### [DO THIS]
Produce an exact copy of all the records.

== == ==

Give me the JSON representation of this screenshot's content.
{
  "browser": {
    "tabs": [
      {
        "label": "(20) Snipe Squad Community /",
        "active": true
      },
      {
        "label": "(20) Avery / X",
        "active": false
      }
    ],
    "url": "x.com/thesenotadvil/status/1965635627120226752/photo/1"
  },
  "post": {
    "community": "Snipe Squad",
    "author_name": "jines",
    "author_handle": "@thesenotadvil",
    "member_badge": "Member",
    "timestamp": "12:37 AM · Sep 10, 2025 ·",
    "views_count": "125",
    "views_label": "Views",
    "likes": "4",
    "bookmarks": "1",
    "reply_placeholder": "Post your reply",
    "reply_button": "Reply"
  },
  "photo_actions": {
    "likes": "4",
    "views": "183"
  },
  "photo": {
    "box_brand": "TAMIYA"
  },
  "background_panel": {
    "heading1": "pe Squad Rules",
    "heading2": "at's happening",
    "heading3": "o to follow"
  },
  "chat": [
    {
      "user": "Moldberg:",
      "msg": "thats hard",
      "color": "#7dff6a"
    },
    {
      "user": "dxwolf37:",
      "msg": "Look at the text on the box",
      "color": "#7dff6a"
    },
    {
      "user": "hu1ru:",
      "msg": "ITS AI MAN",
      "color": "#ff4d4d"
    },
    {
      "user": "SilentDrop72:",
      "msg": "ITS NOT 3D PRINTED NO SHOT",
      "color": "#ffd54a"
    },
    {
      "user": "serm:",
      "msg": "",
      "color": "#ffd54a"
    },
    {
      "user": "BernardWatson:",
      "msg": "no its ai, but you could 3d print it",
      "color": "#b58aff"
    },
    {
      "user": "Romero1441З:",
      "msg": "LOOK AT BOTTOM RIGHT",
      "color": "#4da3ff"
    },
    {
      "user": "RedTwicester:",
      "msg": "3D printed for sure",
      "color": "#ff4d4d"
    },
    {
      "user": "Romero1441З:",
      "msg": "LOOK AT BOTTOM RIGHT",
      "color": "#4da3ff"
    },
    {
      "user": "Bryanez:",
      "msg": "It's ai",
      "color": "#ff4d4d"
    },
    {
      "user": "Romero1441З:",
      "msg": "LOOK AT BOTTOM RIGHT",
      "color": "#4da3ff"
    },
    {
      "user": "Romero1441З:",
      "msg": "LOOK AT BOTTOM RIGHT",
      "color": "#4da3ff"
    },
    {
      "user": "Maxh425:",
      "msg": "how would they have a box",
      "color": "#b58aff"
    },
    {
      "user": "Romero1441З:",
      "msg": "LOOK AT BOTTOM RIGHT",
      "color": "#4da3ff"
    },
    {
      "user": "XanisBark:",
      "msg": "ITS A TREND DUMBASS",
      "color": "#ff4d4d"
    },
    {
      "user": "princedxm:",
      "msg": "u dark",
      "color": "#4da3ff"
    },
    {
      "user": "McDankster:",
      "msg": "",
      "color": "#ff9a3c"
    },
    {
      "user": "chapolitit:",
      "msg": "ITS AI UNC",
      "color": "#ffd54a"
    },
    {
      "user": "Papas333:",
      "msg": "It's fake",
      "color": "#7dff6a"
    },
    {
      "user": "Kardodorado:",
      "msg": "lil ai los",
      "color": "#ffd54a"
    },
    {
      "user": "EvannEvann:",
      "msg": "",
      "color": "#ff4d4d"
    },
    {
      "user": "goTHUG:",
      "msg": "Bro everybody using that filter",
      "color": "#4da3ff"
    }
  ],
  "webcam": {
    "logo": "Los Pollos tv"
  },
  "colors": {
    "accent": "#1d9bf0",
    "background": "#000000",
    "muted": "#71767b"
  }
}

== == ==

### [TASK SOLUTION]
Give me the JSON representation of this screenshot's content.
{
  "browser": {
    "tabs": [
      {
        "label": "(20) Snipe Squad Community /",
        "active": true
      },
      {
        "label": "(20) Avery / X",
        "active": false
      }
    ],
    "url": "x.com/thesenotadvil/status/1965635627120226752/photo/1"
  },
  "post": {
    "community": "Snipe Squad",
    "author_name": "jines",
    "author_handle": "@thesenotadvil",
    "member_badge": "Member",
    "timestamp": "12:37 AM · Sep 10, 2025 ·",
    "views_count": "125",
    "views_label": "Views",
    "likes": "4",
    "bookmarks": "1",
    "reply_placeholder": "Post your reply",
    "reply_button": "Reply"
  },
  "photo_actions": {
    "likes": "4",
    "views": "183"
  },
  "photo": {
    "box_brand": "TAMIYA"
  },
  "background_panel": {
    "heading1": "pe Squad Rules",
    "heading2": "at's happening",
    "heading3": "o to follow"
  },
  "chat": [
    {
      "user": "Moldberg:",
      "msg": "thats hard",
      "color": "#7dff6a"
    },
    {
      "user": "dxwolf37:",
      "msg": "Look at the text on the box",
      "color": "#7dff6a"
    },
    {
      "user": "hu1ru:",
      "msg": "ITS AI MAN",
      "color": "#ff4d4d"
    },
    {
      "user": "SilentDrop72:",
      "msg": "ITS NOT 3D PRINTED NO SHOT",
      "color": "#ffd54a"
    },
    {
      "user": "serm:",
      "msg": "",
      "color": "#ffd54a"
    },
    {
      "user": "BernardWatson:",
      "msg": "no its ai, but you could 3d print it",
      "color": "#b58aff"
    },
    {
      "user": "Romero1441З:",
      "msg": "LOOK AT BOTTOM RIGHT",
      "color": "#4da3ff"
    },
    {
      "user": "RedTwicester:",
      "msg": "3D printed for sure",
      "color": "#ff4d4d"
    },
    {
      "user": "Romero1441З:",
      "msg": "LOOK AT BOTTOM RIGHT",
      "color": "#4da3ff"
    },
    {
      "user": "Bryanez:",
      "msg": "It's ai",
      "color": "#ff4d4d"
    },
    {
      "user": "Romero1441З:",
      "msg": "LOOK AT BOTTOM RIGHT",
      "color": "#4da3ff"
    },
    {
      "user": "Romero1441З:",
      "msg": "LOOK AT BOTTOM RIGHT",
      "color": "#4da3ff"
    },
    {
      "user": "Maxh425:",
      "msg": "how would they have a box",
      "color": "#b58aff"
    },
    {
      "user": "Romero1441З:",
      "msg": "LOOK AT BOTTOM RIGHT",
      "color": "#4da3ff"
    },
    {
      "user": "XanisBark:",
      "msg": "ITS A TREND DUMBASS",
      "color": "#ff4d4d"
    },
    {
      "user": "princedxm:",
      "msg": "u dark",
      "color": "#4da3ff"
    },
    {
      "user": "McDankster:",
      "msg": "",
      "color": "#ff9a3c"
    },
    {
      "user": "chapolitit:",
      "msg": "ITS AI UNC",
      "color": "#ffd54a"
    },
    {
      "user": "Papas333:",
      "msg": "It's fake",
      "color": "#7dff6a"
    },
    {
      "user": "Kardodorado:",
      "msg": "lil ai los",
      "color": "#ffd54a"
    },
    {
      "user": "EvannEvann:",
      "msg": "",
      "color": "#ff4d4d"
    },
    {
      "user": "goTHUG:",
      "msg": "Bro everybody using that filter",
      "color": "#4da3ff"
    }
  ],
  "webcam": {
    "logo": "Los Pollos tv"
  },
  "colors": {
    "accent": "#1d9bf0",
    "background": "#000000",
    "muted": "#71767b"
  }
}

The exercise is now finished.